SOAL 1: Menurut kutipan dokumen tentang solidaritas buruh, sikap apa yang dapat dibentuk oleh solidaritas di lingkup kerja yang fleksibel?

── KUTIPAN DOKUMEN ──

Solidaritas kaum buruh mendorong kaum buruh dapat menjalankan perusahaan dan mengendalikan produktivitas. Disamping itu, solidaritas buruh mampu mempengaruhi kinerja Serikat Buruh agar dapat mempengaruhi syarat- syarat kerja dan pembayaran upah dan perundang-undangan ketenagakerjaan.

Gerakan –gerakan solidaritas didalam lingkup model kerja “fleksibel –solidaritas tak pernah boleh berarti tertutup bagi dialog dan kerjasama dengan pihak pemodal. Buruh dan pemilik modal itu bekerjasama untuk menghasilkan barang produksi, demi keuntungan bersama, baik untuk buruh maupun pemilik modal itu maupun masyarakat luas.

Solidaritas di lingkup kerja yang fleksibel mampu membentuk sikap saling percaya. Saling percaya adalah salah satu kunci yang patut diusahakan agar kerjasama dapat terjalin dengan baik. Saling percaya dalam hubungan kerja yang fleksibel, diharapkan membawa kerjasama itu menjadi hal yang sungguh saling menguntungkan.

Model Serikat Buruh

Apakah buruh dengan model kerja “fleksibel” (kontrak & outsourcing) perlu berserikat sebagai bentuk perlawanan terhadap model kerja yang “fleksibel”? Secara umum, buruh kontrak & outsourcing memiliki hak yang sama dengan buruh tetap, salah satunya berhak mendirikan serikat atau bergabung dengan serikat yang ada. Berdasarkan hak tersebut, buruh kontrak & outsourcing bangun dari tidur, memikirkan serikat buruh/organisasi buruh sebagai alat/ kendaraan untuk memperjuangkan hak – haknya sebagai buruh.

───

SOAL 2: Tukarlah "transport-option" menjadi "transport-choice" pada baris-baris data, mulai dari baris pertama hingga baris yang memuat "450, 1438, 471]". Tuliskan kembali baris-baris tersebut saja tanpa perubahan lain.

── DATA TUGAS ──

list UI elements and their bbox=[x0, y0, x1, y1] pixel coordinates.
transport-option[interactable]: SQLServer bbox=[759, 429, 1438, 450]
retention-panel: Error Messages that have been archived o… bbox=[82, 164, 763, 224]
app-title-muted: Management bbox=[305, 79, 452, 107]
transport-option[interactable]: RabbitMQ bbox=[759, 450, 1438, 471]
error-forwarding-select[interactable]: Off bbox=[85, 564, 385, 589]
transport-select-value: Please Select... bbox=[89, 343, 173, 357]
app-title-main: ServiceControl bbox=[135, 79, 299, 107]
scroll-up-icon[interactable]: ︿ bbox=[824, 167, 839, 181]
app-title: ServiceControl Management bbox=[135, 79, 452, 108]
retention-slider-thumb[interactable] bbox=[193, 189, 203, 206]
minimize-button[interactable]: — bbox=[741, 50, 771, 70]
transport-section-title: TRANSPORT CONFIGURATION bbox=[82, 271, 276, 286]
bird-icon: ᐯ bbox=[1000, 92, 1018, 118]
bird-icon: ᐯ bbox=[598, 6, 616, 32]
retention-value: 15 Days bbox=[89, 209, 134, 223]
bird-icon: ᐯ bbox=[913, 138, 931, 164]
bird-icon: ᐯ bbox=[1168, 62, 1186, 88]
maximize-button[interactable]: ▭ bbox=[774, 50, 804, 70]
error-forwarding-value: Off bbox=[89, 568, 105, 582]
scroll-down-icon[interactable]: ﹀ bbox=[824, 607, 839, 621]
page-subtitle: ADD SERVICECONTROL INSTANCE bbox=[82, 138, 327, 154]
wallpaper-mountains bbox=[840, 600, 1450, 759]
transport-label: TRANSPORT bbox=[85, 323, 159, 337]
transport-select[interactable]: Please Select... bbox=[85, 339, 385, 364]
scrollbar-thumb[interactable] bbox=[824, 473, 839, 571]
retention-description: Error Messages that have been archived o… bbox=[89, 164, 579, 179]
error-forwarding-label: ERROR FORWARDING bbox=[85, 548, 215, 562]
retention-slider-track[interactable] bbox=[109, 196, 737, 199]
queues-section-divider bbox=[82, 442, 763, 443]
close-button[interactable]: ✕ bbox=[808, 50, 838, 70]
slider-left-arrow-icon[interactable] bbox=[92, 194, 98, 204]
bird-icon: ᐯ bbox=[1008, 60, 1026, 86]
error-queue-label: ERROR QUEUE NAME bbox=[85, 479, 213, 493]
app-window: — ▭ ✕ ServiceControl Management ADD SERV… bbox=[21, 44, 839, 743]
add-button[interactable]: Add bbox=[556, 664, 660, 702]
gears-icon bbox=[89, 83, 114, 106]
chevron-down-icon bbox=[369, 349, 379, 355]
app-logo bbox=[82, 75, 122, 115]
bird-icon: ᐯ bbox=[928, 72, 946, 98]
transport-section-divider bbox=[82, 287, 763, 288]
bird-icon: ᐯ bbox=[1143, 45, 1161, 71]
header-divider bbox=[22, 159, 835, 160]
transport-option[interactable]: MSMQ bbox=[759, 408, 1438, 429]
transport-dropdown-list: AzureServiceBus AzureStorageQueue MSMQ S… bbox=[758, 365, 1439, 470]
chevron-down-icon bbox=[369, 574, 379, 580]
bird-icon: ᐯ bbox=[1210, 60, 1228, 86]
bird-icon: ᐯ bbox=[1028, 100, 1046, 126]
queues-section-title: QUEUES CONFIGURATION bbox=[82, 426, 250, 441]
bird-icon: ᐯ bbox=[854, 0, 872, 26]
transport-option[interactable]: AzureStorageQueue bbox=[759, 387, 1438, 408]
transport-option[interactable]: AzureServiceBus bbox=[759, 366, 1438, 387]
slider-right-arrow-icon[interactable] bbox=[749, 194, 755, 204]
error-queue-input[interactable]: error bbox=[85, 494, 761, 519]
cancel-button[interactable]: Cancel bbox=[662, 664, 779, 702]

───

JAWABAN TUGAS 1: Sikap saling percaya.

JAWABAN TUGAS 2:
list UI elements and their bbox=[x0, y0, x1, y1] pixel coordinates.
transport-choice[interactable]: SQLServer bbox=[759, 429, 1438, 450]
retention-panel: Error Messages that have been archived o… bbox=[82, 164, 763, 224]
app-title-muted: Management bbox=[305, 79, 452, 107]
transport-choice[interactable]: RabbitMQ bbox=[759, 450, 1438, 471]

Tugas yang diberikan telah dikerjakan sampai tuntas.